» **TASK DESCRIPTION**
Look through the records below and collect all lines that hold the string "content".

* START DATA TO USE *

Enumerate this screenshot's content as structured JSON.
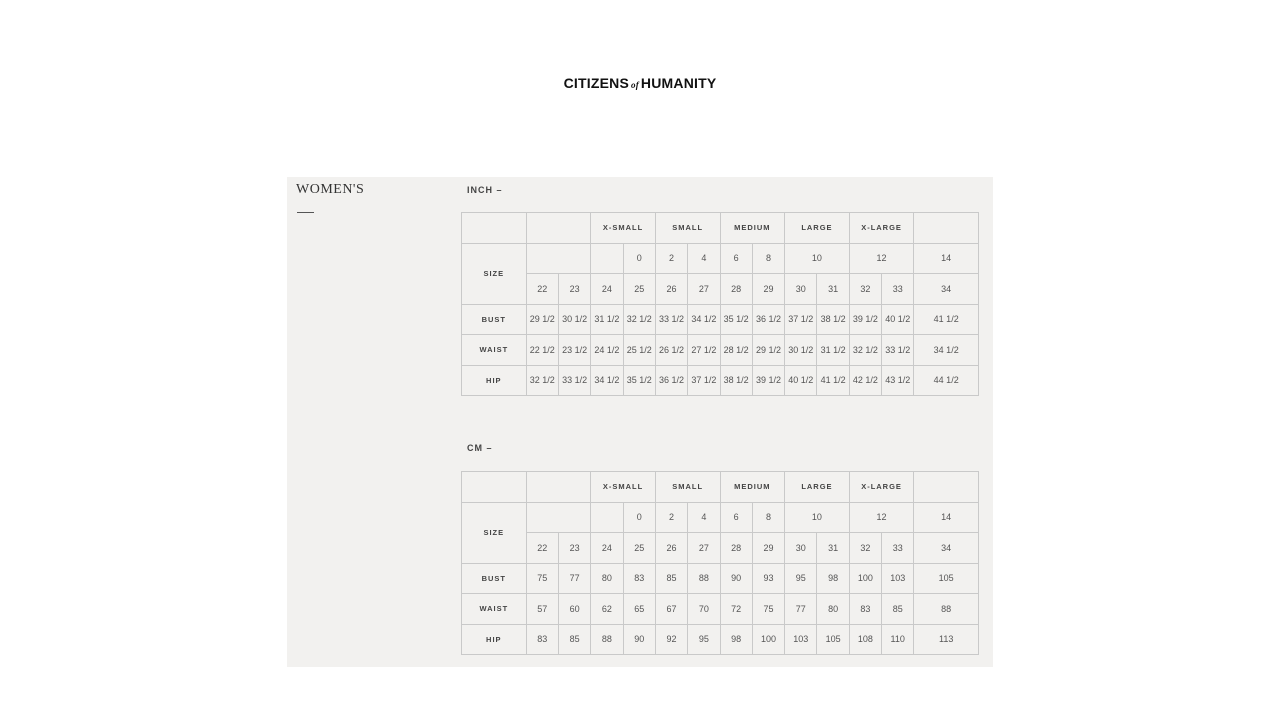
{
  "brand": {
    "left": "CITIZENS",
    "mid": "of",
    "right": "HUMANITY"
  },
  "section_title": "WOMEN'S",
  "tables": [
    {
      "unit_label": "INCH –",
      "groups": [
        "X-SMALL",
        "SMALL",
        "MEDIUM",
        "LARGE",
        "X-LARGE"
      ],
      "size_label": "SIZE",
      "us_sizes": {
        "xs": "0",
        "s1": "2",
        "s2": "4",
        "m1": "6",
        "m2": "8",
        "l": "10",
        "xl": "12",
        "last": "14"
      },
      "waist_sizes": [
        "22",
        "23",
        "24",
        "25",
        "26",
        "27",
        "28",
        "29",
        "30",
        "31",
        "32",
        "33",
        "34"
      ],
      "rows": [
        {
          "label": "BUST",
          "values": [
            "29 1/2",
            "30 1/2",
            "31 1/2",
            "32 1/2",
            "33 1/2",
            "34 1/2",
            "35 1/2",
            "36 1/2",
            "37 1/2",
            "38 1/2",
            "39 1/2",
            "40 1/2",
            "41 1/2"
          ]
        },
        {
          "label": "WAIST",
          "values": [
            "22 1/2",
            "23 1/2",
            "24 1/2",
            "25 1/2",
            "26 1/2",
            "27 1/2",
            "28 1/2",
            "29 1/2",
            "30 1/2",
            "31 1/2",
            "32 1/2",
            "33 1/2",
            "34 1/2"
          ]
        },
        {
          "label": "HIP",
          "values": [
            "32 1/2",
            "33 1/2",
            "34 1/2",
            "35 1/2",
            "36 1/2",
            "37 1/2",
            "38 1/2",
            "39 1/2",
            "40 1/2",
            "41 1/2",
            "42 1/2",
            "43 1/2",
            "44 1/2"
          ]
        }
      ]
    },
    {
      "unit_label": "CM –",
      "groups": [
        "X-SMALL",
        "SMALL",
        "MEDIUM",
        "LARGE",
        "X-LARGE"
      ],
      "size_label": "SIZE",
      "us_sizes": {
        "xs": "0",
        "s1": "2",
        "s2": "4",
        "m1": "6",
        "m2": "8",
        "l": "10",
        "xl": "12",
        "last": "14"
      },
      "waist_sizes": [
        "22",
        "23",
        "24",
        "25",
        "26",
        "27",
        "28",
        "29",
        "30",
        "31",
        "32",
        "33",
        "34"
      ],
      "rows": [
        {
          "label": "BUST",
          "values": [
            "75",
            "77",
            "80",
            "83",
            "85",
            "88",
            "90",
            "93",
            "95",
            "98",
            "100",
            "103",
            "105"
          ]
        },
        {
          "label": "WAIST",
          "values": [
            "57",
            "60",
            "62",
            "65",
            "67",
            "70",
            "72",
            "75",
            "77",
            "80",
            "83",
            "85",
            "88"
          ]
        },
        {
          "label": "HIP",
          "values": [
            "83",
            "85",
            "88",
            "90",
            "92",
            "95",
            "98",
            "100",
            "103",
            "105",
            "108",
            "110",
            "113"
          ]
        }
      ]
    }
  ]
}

* END DATA TO USE *
* START DATA TO USE *

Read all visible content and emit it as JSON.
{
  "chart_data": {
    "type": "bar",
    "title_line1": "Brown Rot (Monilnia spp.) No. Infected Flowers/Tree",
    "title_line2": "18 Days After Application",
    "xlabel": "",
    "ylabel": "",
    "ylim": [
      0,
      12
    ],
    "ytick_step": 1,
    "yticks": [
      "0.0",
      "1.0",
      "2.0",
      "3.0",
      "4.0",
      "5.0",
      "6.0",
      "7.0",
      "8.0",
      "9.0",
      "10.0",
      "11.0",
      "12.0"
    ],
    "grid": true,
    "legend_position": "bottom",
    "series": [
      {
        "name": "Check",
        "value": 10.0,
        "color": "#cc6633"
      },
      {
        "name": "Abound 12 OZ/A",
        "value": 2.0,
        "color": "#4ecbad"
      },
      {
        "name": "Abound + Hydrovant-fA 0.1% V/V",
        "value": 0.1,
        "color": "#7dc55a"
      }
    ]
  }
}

* END DATA TO USE *

» **TASK ANSWER**
Enumerate this screenshot's content as structured JSON.
Read all visible content and emit it as JSON.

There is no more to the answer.